Write out the entries verbatim and leave the images out of the copy.

=======

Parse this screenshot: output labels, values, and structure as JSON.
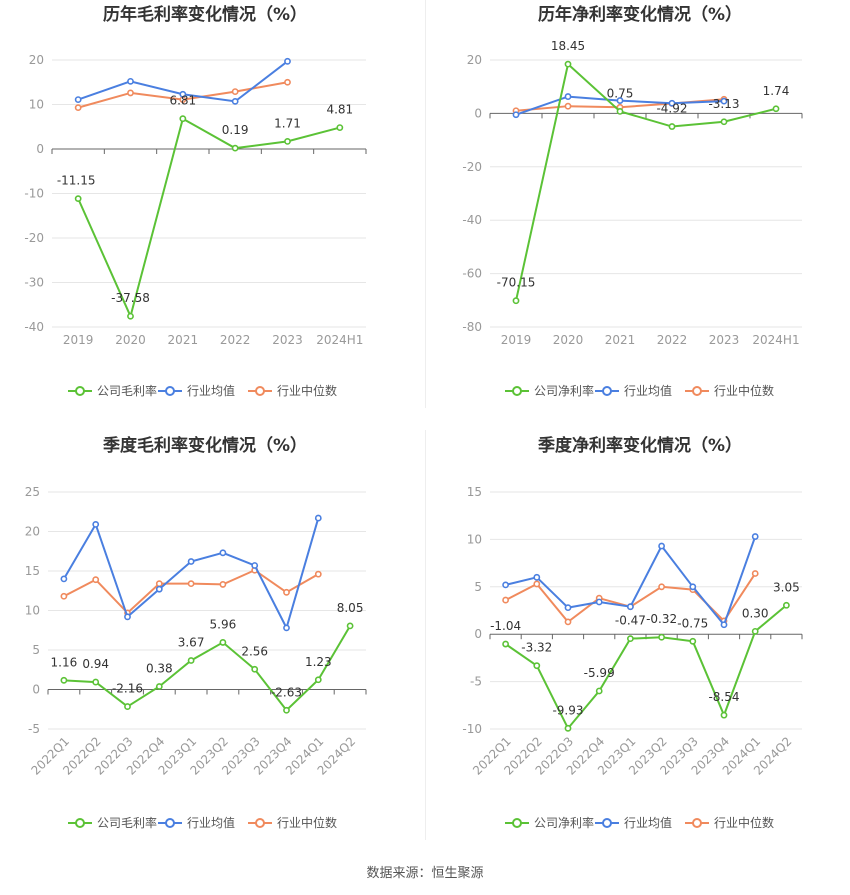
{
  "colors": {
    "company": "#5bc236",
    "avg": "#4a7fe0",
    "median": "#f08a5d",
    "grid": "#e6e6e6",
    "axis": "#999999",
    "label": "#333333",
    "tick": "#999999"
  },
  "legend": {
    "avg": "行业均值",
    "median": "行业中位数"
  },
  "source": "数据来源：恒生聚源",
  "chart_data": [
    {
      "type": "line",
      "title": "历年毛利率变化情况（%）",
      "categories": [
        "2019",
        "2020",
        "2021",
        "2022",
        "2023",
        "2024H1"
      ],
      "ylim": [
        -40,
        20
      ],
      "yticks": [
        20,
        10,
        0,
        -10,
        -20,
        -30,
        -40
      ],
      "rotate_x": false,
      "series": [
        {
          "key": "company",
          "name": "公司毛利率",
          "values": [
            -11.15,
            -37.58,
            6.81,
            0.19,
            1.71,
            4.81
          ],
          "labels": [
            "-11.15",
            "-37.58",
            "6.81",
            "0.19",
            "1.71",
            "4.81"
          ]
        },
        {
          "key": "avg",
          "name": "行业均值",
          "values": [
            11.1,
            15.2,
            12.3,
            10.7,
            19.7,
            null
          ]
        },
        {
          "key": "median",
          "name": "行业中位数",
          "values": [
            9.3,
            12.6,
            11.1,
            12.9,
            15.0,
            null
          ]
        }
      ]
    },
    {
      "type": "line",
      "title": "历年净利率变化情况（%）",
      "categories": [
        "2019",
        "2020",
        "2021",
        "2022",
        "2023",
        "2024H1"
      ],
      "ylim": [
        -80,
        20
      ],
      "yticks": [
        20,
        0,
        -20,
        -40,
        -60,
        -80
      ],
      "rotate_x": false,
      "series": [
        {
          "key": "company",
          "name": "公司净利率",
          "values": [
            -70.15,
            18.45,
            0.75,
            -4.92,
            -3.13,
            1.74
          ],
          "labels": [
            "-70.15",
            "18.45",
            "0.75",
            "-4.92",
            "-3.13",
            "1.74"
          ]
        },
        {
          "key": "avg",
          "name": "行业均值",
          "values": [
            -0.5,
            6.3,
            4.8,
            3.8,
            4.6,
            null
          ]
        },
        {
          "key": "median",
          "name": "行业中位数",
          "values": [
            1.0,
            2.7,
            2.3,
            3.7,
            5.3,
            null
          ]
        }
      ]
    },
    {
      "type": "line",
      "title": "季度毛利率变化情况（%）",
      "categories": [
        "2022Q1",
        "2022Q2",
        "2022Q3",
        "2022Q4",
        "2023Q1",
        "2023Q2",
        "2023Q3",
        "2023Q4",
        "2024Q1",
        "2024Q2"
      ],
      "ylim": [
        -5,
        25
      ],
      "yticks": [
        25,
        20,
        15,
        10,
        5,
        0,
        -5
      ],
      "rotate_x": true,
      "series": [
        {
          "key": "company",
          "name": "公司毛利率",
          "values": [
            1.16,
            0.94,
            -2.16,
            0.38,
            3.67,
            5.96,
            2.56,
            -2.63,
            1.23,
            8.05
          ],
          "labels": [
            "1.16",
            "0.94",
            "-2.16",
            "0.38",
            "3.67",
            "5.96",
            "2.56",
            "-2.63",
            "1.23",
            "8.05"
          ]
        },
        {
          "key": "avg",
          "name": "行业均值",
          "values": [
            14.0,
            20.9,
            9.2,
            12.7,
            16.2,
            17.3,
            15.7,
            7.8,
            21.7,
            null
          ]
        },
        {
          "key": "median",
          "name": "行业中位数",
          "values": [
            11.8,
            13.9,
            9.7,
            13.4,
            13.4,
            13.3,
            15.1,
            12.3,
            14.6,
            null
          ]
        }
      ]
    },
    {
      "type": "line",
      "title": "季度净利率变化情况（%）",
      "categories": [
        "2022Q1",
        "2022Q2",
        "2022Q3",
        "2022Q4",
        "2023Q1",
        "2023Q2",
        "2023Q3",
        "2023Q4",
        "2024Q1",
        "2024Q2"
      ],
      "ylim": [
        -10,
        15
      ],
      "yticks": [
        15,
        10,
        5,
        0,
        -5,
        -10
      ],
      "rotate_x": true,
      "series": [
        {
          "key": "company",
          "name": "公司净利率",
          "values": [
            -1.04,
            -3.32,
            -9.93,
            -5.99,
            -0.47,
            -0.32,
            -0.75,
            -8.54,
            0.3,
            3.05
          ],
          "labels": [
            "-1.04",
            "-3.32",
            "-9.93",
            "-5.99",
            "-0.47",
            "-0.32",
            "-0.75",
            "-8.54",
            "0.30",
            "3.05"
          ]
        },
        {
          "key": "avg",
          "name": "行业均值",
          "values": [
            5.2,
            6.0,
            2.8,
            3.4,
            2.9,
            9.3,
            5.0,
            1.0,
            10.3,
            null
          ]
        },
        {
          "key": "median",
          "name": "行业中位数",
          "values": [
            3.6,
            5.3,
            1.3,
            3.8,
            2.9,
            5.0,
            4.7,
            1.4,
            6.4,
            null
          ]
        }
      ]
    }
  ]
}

=======

**Task output:**
Parse this screenshot: output labels, values, and structure as JSON.
{
  "colors": {
    "company": "#5bc236",
    "avg": "#4a7fe0",
    "median": "#f08a5d",
    "grid": "#e6e6e6",
    "axis": "#999999",
    "label": "#333333",
    "tick": "#999999"
  },
  "legend": {
    "avg": "行业均值",
    "median": "行业中位数"
  },
  "source": "数据来源：恒生聚源",
  "chart_data": [
    {
      "type": "line",
      "title": "历年毛利率变化情况（%）",
      "categories": [
        "2019",
        "2020",
        "2021",
        "2022",
        "2023",
        "2024H1"
      ],
      "ylim": [
        -40,
        20
      ],
      "yticks": [
        20,
        10,
        0,
        -10,
        -20,
        -30,
        -40
      ],
      "rotate_x": false,
      "series": [
        {
          "key": "company",
          "name": "公司毛利率",
          "values": [
            -11.15,
            -37.58,
            6.81,
            0.19,
            1.71,
            4.81
          ],
          "labels": [
            "-11.15",
            "-37.58",
            "6.81",
            "0.19",
            "1.71",
            "4.81"
          ]
        },
        {
          "key": "avg",
          "name": "行业均值",
          "values": [
            11.1,
            15.2,
            12.3,
            10.7,
            19.7,
            null
          ]
        },
        {
          "key": "median",
          "name": "行业中位数",
          "values": [
            9.3,
            12.6,
            11.1,
            12.9,
            15.0,
            null
          ]
        }
      ]
    },
    {
      "type": "line",
      "title": "历年净利率变化情况（%）",
      "categories": [
        "2019",
        "2020",
        "2021",
        "2022",
        "2023",
        "2024H1"
      ],
      "ylim": [
        -80,
        20
      ],
      "yticks": [
        20,
        0,
        -20,
        -40,
        -60,
        -80
      ],
      "rotate_x": false,
      "series": [
        {
          "key": "company",
          "name": "公司净利率",
          "values": [
            -70.15,
            18.45,
            0.75,
            -4.92,
            -3.13,
            1.74
          ],
          "labels": [
            "-70.15",
            "18.45",
            "0.75",
            "-4.92",
            "-3.13",
            "1.74"
          ]
        },
        {
          "key": "avg",
          "name": "行业均值",
          "values": [
            -0.5,
            6.3,
            4.8,
            3.8,
            4.6,
            null
          ]
        },
        {
          "key": "median",
          "name": "行业中位数",
          "values": [
            1.0,
            2.7,
            2.3,
            3.7,
            5.3,
            null
          ]
        }
      ]
    },
    {
      "type": "line",
      "title": "季度毛利率变化情况（%）",
      "categories": [
        "2022Q1",
        "2022Q2",
        "2022Q3",
        "2022Q4",
        "2023Q1",
        "2023Q2",
        "2023Q3",
        "2023Q4",
        "2024Q1",
        "2024Q2"
      ],
      "ylim": [
        -5,
        25
      ],
      "yticks": [
        25,
        20,
        15,
        10,
        5,
        0,
        -5
      ],
      "rotate_x": true,
      "series": [
        {
          "key": "company",
          "name": "公司毛利率",
          "values": [
            1.16,
            0.94,
            -2.16,
            0.38,
            3.67,
            5.96,
            2.56,
            -2.63,
            1.23,
            8.05
          ],
          "labels": [
            "1.16",
            "0.94",
            "-2.16",
            "0.38",
            "3.67",
            "5.96",
            "2.56",
            "-2.63",
            "1.23",
            "8.05"
          ]
        },
        {
          "key": "avg",
          "name": "行业均值",
          "values": [
            14.0,
            20.9,
            9.2,
            12.7,
            16.2,
            17.3,
            15.7,
            7.8,
            21.7,
            null
          ]
        },
        {
          "key": "median",
          "name": "行业中位数",
          "values": [
            11.8,
            13.9,
            9.7,
            13.4,
            13.4,
            13.3,
            15.1,
            12.3,
            14.6,
            null
          ]
        }
      ]
    },
    {
      "type": "line",
      "title": "季度净利率变化情况（%）",
      "categories": [
        "2022Q1",
        "2022Q2",
        "2022Q3",
        "2022Q4",
        "2023Q1",
        "2023Q2",
        "2023Q3",
        "2023Q4",
        "2024Q1",
        "2024Q2"
      ],
      "ylim": [
        -10,
        15
      ],
      "yticks": [
        15,
        10,
        5,
        0,
        -5,
        -10
      ],
      "rotate_x": true,
      "series": [
        {
          "key": "company",
          "name": "公司净利率",
          "values": [
            -1.04,
            -3.32,
            -9.93,
            -5.99,
            -0.47,
            -0.32,
            -0.75,
            -8.54,
            0.3,
            3.05
          ],
          "labels": [
            "-1.04",
            "-3.32",
            "-9.93",
            "-5.99",
            "-0.47",
            "-0.32",
            "-0.75",
            "-8.54",
            "0.30",
            "3.05"
          ]
        },
        {
          "key": "avg",
          "name": "行业均值",
          "values": [
            5.2,
            6.0,
            2.8,
            3.4,
            2.9,
            9.3,
            5.0,
            1.0,
            10.3,
            null
          ]
        },
        {
          "key": "median",
          "name": "行业中位数",
          "values": [
            3.6,
            5.3,
            1.3,
            3.8,
            2.9,
            5.0,
            4.7,
            1.4,
            6.4,
            null
          ]
        }
      ]
    }
  ]
}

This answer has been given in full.